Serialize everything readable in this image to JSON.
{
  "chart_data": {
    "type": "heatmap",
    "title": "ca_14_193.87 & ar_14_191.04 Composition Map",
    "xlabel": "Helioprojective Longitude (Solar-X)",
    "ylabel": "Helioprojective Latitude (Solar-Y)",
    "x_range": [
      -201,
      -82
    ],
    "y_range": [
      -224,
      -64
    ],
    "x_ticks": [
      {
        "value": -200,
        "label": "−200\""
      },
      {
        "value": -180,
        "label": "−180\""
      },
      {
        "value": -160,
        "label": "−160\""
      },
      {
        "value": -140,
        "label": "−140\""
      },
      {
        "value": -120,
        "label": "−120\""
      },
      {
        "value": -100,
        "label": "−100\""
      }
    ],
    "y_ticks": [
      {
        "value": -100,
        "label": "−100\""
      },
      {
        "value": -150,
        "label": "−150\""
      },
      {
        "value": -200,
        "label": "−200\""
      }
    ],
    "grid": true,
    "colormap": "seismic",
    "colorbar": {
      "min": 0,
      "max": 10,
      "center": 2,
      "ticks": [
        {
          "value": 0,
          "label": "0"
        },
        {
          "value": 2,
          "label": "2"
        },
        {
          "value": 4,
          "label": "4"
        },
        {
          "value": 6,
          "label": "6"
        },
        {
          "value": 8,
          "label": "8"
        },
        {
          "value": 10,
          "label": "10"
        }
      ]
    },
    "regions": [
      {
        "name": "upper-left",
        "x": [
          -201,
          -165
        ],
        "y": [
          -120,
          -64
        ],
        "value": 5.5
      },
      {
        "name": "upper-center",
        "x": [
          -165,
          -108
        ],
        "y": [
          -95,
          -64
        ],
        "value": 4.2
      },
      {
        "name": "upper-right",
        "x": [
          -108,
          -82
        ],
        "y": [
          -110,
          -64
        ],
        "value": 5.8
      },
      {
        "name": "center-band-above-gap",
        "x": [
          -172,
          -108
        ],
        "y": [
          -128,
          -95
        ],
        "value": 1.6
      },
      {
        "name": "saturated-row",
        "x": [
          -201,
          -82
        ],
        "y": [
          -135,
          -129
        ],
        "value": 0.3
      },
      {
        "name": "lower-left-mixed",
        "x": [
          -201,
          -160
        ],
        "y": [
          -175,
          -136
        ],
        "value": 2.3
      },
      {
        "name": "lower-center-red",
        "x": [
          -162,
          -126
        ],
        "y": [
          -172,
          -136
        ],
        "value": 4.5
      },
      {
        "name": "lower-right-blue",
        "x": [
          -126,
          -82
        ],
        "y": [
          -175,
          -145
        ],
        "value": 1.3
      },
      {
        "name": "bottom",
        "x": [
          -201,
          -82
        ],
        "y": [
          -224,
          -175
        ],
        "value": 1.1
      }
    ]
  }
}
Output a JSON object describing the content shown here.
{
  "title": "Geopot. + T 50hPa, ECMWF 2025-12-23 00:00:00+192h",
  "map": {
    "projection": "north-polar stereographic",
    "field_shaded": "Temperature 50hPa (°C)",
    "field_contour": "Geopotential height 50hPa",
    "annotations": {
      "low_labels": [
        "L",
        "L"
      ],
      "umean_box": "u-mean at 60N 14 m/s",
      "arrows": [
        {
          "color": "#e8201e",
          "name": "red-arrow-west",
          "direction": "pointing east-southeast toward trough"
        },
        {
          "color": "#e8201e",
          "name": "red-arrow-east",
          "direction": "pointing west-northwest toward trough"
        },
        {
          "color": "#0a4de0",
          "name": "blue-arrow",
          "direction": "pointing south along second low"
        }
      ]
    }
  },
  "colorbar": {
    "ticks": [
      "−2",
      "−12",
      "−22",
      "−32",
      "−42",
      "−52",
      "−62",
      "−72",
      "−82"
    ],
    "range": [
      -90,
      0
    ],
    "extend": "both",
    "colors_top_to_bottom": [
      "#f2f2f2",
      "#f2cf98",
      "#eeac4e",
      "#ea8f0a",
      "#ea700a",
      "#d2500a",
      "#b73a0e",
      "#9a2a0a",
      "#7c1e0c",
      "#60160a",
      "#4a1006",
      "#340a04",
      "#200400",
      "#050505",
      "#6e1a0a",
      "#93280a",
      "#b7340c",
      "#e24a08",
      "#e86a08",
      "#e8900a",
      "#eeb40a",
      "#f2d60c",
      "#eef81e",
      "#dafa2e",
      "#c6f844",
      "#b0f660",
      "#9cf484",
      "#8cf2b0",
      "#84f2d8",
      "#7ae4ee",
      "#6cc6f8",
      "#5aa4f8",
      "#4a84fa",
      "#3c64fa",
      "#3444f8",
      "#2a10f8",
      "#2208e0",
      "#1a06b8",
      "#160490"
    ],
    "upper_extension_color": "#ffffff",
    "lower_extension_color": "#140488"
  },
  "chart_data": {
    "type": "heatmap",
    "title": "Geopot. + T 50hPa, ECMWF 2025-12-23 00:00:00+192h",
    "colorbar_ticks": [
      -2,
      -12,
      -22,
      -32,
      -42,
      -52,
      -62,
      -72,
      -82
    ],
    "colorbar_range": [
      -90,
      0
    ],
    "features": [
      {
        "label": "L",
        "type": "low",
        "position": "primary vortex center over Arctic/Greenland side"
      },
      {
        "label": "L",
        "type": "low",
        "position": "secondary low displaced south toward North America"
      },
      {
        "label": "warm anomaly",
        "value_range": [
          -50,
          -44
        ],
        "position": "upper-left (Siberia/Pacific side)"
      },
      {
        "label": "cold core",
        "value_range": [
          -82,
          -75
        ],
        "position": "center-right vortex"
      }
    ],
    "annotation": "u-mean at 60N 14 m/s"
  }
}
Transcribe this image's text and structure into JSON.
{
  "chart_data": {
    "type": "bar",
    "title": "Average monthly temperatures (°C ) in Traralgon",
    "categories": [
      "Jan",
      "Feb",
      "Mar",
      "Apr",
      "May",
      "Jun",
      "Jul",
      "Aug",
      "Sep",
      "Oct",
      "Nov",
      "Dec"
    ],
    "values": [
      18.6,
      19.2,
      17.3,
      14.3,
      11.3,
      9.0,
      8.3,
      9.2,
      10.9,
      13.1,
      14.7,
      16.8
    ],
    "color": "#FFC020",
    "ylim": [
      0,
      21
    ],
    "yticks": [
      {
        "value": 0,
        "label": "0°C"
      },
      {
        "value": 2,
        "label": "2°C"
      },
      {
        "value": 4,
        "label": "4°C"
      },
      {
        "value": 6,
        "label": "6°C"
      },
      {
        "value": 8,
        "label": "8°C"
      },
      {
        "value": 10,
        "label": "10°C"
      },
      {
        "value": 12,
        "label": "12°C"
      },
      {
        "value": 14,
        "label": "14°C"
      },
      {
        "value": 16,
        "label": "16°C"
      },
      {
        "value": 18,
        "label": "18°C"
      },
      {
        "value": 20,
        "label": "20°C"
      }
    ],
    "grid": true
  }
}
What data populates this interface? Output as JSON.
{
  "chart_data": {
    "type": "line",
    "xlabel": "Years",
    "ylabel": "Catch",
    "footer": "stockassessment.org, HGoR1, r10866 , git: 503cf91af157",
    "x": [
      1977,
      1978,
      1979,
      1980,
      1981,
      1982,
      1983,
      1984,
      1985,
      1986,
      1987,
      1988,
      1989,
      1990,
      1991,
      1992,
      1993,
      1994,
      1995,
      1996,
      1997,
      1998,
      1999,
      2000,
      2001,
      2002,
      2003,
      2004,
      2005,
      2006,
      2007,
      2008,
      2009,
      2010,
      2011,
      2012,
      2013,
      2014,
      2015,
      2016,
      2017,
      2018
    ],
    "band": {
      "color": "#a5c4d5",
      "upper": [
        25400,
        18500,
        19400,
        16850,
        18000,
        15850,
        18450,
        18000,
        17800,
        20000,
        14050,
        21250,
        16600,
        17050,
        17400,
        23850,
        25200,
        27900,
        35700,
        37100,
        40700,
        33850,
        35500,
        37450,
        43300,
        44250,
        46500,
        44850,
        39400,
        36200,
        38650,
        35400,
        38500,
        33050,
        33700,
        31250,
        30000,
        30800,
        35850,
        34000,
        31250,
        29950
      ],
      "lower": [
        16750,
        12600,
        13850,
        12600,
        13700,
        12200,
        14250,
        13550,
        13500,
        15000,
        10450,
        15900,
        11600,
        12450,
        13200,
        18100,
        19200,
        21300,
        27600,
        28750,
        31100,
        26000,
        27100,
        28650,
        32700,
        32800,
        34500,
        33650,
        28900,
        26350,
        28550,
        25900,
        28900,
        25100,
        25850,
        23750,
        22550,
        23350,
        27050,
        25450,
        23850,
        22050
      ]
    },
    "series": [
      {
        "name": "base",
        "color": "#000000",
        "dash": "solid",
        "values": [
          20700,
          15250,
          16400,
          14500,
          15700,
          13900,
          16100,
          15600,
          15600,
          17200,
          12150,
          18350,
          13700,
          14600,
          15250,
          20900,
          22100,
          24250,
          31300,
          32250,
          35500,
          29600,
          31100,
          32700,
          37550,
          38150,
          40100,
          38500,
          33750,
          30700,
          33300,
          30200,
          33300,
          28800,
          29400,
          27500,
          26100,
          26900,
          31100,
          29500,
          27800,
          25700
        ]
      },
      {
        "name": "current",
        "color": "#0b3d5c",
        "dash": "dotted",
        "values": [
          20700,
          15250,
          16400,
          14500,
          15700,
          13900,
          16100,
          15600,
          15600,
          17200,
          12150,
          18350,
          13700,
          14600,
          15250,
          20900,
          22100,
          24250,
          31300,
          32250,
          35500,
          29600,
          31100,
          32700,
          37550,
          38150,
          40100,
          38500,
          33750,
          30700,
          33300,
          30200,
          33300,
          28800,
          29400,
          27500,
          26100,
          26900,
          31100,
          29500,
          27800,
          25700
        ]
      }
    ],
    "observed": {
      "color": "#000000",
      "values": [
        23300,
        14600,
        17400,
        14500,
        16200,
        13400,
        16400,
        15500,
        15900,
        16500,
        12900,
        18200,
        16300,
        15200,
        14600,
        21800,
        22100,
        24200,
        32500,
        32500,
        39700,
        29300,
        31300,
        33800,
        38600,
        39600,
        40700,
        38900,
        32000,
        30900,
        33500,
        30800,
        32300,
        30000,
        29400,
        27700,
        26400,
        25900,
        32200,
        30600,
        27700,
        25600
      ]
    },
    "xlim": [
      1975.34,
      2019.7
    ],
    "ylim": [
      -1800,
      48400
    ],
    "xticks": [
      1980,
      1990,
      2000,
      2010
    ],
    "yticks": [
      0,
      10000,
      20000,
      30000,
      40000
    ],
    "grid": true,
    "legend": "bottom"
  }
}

___

STATED GOAL =>
Copy out all lines from the material above that contain the string "toward".

WRITTEN ANSWER =>
          "direction": "pointing east-southeast toward trough"
          "direction": "pointing west-northwest toward trough"
        "position": "secondary low displaced south toward North America"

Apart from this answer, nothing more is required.